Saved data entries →
Begin

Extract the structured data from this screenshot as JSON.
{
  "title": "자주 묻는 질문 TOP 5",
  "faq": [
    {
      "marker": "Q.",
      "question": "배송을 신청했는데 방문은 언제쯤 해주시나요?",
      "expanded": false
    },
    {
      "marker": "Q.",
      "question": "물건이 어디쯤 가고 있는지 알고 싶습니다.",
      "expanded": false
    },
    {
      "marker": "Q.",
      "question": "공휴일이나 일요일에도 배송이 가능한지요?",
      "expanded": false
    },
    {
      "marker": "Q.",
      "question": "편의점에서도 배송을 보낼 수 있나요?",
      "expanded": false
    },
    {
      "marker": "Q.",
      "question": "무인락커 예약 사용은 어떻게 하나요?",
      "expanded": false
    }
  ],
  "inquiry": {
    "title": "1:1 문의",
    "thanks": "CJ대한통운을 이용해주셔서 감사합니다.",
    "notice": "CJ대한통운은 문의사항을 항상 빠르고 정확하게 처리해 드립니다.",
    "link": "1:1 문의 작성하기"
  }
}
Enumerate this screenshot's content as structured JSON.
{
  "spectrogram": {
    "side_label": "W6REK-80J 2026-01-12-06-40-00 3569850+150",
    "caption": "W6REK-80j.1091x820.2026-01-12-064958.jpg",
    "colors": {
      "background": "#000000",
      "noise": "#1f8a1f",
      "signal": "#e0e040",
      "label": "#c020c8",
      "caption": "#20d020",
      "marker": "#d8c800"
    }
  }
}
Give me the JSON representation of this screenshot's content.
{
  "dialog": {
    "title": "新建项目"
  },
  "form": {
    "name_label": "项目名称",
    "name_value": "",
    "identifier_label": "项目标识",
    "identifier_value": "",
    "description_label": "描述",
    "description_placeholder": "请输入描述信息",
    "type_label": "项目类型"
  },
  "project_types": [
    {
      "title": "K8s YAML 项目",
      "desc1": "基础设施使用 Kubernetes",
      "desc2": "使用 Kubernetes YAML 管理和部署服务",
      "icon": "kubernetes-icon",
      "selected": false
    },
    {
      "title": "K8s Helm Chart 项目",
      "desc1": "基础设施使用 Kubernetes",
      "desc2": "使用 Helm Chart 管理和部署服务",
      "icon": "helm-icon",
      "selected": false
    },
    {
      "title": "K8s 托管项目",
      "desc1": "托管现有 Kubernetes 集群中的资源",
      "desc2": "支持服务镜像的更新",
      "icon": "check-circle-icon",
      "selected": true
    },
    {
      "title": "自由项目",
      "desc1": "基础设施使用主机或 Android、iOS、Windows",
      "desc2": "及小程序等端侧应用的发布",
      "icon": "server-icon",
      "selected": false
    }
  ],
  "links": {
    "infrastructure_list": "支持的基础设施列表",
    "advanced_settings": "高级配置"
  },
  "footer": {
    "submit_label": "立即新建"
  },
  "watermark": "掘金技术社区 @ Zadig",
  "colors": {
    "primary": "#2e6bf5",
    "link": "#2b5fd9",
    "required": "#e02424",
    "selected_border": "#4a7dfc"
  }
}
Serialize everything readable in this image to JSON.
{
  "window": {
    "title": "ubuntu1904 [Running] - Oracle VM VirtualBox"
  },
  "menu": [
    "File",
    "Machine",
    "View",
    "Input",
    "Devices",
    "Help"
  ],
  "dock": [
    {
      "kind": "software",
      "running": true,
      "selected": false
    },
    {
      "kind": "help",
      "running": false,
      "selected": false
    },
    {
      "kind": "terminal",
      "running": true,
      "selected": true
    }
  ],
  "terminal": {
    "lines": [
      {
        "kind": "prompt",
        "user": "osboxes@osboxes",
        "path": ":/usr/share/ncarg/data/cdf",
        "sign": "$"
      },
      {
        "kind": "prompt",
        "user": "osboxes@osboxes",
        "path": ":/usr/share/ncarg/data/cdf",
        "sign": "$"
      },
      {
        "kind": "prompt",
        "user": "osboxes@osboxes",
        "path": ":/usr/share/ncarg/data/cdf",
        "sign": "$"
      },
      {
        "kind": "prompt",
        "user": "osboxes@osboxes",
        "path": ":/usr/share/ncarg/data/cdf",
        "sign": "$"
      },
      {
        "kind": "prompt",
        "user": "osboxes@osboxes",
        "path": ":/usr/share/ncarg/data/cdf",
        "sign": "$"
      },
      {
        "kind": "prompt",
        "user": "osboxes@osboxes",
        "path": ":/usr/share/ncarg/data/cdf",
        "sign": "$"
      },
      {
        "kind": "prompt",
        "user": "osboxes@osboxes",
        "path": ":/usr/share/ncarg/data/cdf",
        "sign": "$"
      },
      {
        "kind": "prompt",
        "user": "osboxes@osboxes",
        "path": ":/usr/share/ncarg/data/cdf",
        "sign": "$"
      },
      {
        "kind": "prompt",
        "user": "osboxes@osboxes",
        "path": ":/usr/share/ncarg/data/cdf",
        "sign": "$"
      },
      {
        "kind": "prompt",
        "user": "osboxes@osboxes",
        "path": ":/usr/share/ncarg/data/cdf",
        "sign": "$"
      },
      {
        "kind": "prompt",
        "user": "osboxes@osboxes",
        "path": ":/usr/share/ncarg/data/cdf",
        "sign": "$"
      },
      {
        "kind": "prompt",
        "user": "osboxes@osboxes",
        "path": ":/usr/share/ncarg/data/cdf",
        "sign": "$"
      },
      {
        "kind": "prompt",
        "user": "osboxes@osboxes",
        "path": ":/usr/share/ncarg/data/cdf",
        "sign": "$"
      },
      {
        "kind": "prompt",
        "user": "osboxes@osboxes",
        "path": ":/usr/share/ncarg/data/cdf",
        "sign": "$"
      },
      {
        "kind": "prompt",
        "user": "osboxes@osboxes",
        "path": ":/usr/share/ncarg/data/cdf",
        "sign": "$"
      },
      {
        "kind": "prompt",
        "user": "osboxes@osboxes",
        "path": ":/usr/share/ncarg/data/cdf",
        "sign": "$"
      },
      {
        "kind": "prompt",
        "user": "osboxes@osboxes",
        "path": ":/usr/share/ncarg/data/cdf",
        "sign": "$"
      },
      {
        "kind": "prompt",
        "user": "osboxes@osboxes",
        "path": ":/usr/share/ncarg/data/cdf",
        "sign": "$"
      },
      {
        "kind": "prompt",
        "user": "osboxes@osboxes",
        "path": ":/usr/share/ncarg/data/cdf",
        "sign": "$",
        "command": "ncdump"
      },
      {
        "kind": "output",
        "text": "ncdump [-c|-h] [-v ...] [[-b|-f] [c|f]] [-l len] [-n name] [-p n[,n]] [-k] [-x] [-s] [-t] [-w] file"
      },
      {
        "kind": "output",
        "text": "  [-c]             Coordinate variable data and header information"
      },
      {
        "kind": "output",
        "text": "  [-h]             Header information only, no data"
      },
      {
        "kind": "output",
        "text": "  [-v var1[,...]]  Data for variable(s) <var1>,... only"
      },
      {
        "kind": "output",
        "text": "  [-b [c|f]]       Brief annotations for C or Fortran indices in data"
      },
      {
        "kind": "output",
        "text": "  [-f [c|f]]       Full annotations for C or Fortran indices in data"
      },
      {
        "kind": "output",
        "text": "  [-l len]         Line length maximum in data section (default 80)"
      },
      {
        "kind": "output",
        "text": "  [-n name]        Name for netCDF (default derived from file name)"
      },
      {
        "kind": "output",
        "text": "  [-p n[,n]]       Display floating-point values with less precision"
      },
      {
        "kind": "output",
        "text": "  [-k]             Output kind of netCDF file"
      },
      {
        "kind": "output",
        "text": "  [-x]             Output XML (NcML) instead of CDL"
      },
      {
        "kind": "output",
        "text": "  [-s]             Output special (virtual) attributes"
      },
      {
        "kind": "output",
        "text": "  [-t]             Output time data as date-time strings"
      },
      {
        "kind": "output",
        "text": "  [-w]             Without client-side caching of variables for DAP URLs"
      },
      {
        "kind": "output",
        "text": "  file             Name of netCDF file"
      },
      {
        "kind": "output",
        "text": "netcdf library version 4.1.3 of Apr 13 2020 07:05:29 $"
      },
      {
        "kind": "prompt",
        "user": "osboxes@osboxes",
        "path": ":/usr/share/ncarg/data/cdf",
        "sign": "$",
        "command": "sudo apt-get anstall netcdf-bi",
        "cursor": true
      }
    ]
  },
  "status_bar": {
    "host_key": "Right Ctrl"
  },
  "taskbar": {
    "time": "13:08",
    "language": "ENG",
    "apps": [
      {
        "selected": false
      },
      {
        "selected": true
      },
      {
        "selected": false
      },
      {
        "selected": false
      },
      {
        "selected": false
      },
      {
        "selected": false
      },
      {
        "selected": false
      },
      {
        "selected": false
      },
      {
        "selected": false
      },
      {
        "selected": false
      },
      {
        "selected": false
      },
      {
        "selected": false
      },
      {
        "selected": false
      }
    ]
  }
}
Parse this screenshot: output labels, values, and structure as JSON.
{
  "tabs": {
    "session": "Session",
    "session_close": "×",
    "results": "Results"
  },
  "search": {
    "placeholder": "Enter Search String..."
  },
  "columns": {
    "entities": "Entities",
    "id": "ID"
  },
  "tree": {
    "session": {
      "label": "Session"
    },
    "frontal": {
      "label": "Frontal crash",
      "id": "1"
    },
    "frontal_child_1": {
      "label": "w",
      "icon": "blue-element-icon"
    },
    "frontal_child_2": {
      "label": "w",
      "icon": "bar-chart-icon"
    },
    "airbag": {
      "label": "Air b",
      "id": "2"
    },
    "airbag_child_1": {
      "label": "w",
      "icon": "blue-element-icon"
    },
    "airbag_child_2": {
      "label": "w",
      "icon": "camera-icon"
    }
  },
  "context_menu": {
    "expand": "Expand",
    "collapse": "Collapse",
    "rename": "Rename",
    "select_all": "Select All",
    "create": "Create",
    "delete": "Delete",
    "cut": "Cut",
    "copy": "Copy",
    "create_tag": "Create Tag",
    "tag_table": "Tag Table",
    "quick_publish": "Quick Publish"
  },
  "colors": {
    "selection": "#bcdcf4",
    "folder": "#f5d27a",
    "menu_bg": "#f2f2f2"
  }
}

End

GIVEN PROBLEM → Return, word for word, each line from the line that contains "Parse this screenshot: output" to the end of the listing above; include both end lines and nothing else.

COMPLETED EXERCISE →
Parse this screenshot: output labels, values, and structure as JSON.
{
  "tabs": {
    "session": "Session",
    "session_close": "×",
    "results": "Results"
  },
  "search": {
    "placeholder": "Enter Search String..."
  },
  "columns": {
    "entities": "Entities",
    "id": "ID"
  },
  "tree": {
    "session": {
      "label": "Session"
    },
    "frontal": {
      "label": "Frontal crash",
      "id": "1"
    },
    "frontal_child_1": {
      "label": "w",
      "icon": "blue-element-icon"
    },
    "frontal_child_2": {
      "label": "w",
      "icon": "bar-chart-icon"
    },
    "airbag": {
      "label": "Air b",
      "id": "2"
    },
    "airbag_child_1": {
      "label": "w",
      "icon": "blue-element-icon"
    },
    "airbag_child_2": {
      "label": "w",
      "icon": "camera-icon"
    }
  },
  "context_menu": {
    "expand": "Expand",
    "collapse": "Collapse",
    "rename": "Rename",
    "select_all": "Select All",
    "create": "Create",
    "delete": "Delete",
    "cut": "Cut",
    "copy": "Copy",
    "create_tag": "Create Tag",
    "tag_table": "Tag Table",
    "quick_publish": "Quick Publish"
  },
  "colors": {
    "selection": "#bcdcf4",
    "folder": "#f5d27a",
    "menu_bg": "#f2f2f2"
  }
}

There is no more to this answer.